▶ **Aim of the exercise**: Please quote the material exactly, every line of it.

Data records
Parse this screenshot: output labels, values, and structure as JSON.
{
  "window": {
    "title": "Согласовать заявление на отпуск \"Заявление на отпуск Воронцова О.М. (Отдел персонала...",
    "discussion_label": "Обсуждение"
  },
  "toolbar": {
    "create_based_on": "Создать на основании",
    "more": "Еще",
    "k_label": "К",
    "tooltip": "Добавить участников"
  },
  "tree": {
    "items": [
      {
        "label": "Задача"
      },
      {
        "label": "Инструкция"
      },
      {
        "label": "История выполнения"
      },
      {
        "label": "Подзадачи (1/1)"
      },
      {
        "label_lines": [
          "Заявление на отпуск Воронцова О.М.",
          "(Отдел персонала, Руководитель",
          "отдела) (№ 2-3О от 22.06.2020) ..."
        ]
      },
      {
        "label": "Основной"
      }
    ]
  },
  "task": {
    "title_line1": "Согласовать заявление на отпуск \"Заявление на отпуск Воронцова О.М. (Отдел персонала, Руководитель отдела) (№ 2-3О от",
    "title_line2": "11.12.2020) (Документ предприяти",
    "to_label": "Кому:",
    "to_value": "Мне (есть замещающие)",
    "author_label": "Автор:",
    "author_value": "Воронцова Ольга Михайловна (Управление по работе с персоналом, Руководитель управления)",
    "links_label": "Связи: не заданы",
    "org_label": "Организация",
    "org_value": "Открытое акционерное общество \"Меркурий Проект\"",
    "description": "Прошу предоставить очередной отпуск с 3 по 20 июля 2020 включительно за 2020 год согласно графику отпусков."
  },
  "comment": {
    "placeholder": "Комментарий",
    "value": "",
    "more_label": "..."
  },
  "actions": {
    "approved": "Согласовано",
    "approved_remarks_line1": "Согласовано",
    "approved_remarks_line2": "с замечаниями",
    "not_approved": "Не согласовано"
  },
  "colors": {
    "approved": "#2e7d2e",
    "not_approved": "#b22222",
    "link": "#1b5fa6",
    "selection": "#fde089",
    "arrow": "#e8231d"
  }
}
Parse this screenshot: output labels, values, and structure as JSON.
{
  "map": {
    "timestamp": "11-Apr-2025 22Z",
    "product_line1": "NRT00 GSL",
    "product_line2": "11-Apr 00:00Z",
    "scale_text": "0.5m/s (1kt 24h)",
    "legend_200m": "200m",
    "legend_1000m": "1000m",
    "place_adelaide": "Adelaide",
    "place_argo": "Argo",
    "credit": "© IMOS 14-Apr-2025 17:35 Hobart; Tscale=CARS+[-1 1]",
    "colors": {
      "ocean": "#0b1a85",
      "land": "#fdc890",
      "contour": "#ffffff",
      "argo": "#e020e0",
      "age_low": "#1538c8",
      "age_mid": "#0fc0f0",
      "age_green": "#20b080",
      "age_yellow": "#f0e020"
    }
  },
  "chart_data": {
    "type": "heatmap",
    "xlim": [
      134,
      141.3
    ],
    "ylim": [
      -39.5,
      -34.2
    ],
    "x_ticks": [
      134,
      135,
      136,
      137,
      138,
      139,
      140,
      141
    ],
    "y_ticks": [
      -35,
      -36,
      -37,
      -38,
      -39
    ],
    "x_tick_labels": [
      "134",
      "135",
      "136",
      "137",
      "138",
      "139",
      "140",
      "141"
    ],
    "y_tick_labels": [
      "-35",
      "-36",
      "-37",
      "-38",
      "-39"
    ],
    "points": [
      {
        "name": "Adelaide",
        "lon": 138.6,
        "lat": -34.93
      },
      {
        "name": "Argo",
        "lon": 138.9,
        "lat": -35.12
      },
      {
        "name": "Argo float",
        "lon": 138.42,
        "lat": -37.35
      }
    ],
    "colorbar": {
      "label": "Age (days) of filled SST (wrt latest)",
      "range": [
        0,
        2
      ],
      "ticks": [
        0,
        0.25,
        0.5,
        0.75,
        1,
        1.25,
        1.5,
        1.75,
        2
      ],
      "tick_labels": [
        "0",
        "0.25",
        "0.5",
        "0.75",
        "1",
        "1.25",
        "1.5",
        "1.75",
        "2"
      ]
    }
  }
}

▶ **Task response**:
Parse this screenshot: output labels, values, and structure as JSON.
{
  "window": {
    "title": "Согласовать заявление на отпуск \"Заявление на отпуск Воронцова О.М. (Отдел персонала...",
    "discussion_label": "Обсуждение"
  },
  "toolbar": {
    "create_based_on": "Создать на основании",
    "more": "Еще",
    "k_label": "К",
    "tooltip": "Добавить участников"
  },
  "tree": {
    "items": [
      {
        "label": "Задача"
      },
      {
        "label": "Инструкция"
      },
      {
        "label": "История выполнения"
      },
      {
        "label": "Подзадачи (1/1)"
      },
      {
        "label_lines": [
          "Заявление на отпуск Воронцова О.М.",
          "(Отдел персонала, Руководитель",
          "отдела) (№ 2-3О от 22.06.2020) ..."
        ]
      },
      {
        "label": "Основной"
      }
    ]
  },
  "task": {
    "title_line1": "Согласовать заявление на отпуск \"Заявление на отпуск Воронцова О.М. (Отдел персонала, Руководитель отдела) (№ 2-3О от",
    "title_line2": "11.12.2020) (Документ предприяти",
    "to_label": "Кому:",
    "to_value": "Мне (есть замещающие)",
    "author_label": "Автор:",
    "author_value": "Воронцова Ольга Михайловна (Управление по работе с персоналом, Руководитель управления)",
    "links_label": "Связи: не заданы",
    "org_label": "Организация",
    "org_value": "Открытое акционерное общество \"Меркурий Проект\"",
    "description": "Прошу предоставить очередной отпуск с 3 по 20 июля 2020 включительно за 2020 год согласно графику отпусков."
  },
  "comment": {
    "placeholder": "Комментарий",
    "value": "",
    "more_label": "..."
  },
  "actions": {
    "approved": "Согласовано",
    "approved_remarks_line1": "Согласовано",
    "approved_remarks_line2": "с замечаниями",
    "not_approved": "Не согласовано"
  },
  "colors": {
    "approved": "#2e7d2e",
    "not_approved": "#b22222",
    "link": "#1b5fa6",
    "selection": "#fde089",
    "arrow": "#e8231d"
  }
}
Parse this screenshot: output labels, values, and structure as JSON.
{
  "map": {
    "timestamp": "11-Apr-2025 22Z",
    "product_line1": "NRT00 GSL",
    "product_line2": "11-Apr 00:00Z",
    "scale_text": "0.5m/s (1kt 24h)",
    "legend_200m": "200m",
    "legend_1000m": "1000m",
    "place_adelaide": "Adelaide",
    "place_argo": "Argo",
    "credit": "© IMOS 14-Apr-2025 17:35 Hobart; Tscale=CARS+[-1 1]",
    "colors": {
      "ocean": "#0b1a85",
      "land": "#fdc890",
      "contour": "#ffffff",
      "argo": "#e020e0",
      "age_low": "#1538c8",
      "age_mid": "#0fc0f0",
      "age_green": "#20b080",
      "age_yellow": "#f0e020"
    }
  },
  "chart_data": {
    "type": "heatmap",
    "xlim": [
      134,
      141.3
    ],
    "ylim": [
      -39.5,
      -34.2
    ],
    "x_ticks": [
      134,
      135,
      136,
      137,
      138,
      139,
      140,
      141
    ],
    "y_ticks": [
      -35,
      -36,
      -37,
      -38,
      -39
    ],
    "x_tick_labels": [
      "134",
      "135",
      "136",
      "137",
      "138",
      "139",
      "140",
      "141"
    ],
    "y_tick_labels": [
      "-35",
      "-36",
      "-37",
      "-38",
      "-39"
    ],
    "points": [
      {
        "name": "Adelaide",
        "lon": 138.6,
        "lat": -34.93
      },
      {
        "name": "Argo",
        "lon": 138.9,
        "lat": -35.12
      },
      {
        "name": "Argo float",
        "lon": 138.42,
        "lat": -37.35
      }
    ],
    "colorbar": {
      "label": "Age (days) of filled SST (wrt latest)",
      "range": [
        0,
        2
      ],
      "ticks": [
        0,
        0.25,
        0.5,
        0.75,
        1,
        1.25,
        1.5,
        1.75,
        2
      ],
      "tick_labels": [
        "0",
        "0.25",
        "0.5",
        "0.75",
        "1",
        "1.25",
        "1.5",
        "1.75",
        "2"
      ]
    }
  }
}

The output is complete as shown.